Only a number is wanted: how many lines in these records contain the word "name"?
<<<<
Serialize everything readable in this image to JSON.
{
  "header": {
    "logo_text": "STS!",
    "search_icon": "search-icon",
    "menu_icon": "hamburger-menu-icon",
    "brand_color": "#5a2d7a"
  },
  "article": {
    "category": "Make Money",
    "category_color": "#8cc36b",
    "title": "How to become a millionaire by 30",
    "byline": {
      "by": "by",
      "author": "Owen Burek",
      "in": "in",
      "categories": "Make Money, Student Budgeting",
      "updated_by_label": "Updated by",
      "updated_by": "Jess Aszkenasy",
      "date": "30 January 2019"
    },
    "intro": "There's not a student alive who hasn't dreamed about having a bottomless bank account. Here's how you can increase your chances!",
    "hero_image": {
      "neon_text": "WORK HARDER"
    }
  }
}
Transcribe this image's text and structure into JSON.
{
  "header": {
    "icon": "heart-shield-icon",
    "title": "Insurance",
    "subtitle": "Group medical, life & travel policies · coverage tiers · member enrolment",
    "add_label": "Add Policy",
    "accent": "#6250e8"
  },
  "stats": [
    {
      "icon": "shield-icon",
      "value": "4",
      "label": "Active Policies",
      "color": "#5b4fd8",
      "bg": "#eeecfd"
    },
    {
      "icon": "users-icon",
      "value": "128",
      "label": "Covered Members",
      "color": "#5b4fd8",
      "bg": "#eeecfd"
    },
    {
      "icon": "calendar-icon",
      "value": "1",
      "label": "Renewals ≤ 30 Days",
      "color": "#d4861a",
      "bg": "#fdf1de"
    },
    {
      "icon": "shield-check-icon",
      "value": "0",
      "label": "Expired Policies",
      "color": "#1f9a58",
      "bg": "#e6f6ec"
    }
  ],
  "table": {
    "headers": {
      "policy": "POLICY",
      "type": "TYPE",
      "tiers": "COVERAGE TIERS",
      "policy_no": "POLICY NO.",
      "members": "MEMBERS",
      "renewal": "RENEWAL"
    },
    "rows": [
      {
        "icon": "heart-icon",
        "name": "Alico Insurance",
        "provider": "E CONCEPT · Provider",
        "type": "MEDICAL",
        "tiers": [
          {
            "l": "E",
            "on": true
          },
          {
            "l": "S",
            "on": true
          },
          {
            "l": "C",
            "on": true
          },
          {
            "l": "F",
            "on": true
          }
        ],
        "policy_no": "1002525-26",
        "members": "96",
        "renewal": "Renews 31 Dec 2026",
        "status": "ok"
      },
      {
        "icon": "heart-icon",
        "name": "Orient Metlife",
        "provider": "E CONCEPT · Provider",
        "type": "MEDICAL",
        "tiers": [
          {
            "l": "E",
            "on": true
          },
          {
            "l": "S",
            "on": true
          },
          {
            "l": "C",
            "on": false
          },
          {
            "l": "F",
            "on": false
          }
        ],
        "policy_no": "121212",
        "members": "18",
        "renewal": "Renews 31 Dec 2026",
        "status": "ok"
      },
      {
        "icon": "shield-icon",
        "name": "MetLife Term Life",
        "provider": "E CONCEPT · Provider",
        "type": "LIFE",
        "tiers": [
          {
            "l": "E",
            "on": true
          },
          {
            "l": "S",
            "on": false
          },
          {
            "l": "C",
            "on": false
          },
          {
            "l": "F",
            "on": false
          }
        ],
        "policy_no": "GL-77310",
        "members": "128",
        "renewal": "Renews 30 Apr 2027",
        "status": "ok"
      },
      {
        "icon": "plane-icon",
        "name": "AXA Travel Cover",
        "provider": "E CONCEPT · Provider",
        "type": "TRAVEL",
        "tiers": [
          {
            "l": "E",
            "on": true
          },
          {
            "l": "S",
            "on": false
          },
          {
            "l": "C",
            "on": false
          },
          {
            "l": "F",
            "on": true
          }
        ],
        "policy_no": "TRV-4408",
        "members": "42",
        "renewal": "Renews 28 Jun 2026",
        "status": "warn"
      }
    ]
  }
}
>>>>
» Correct answer: 4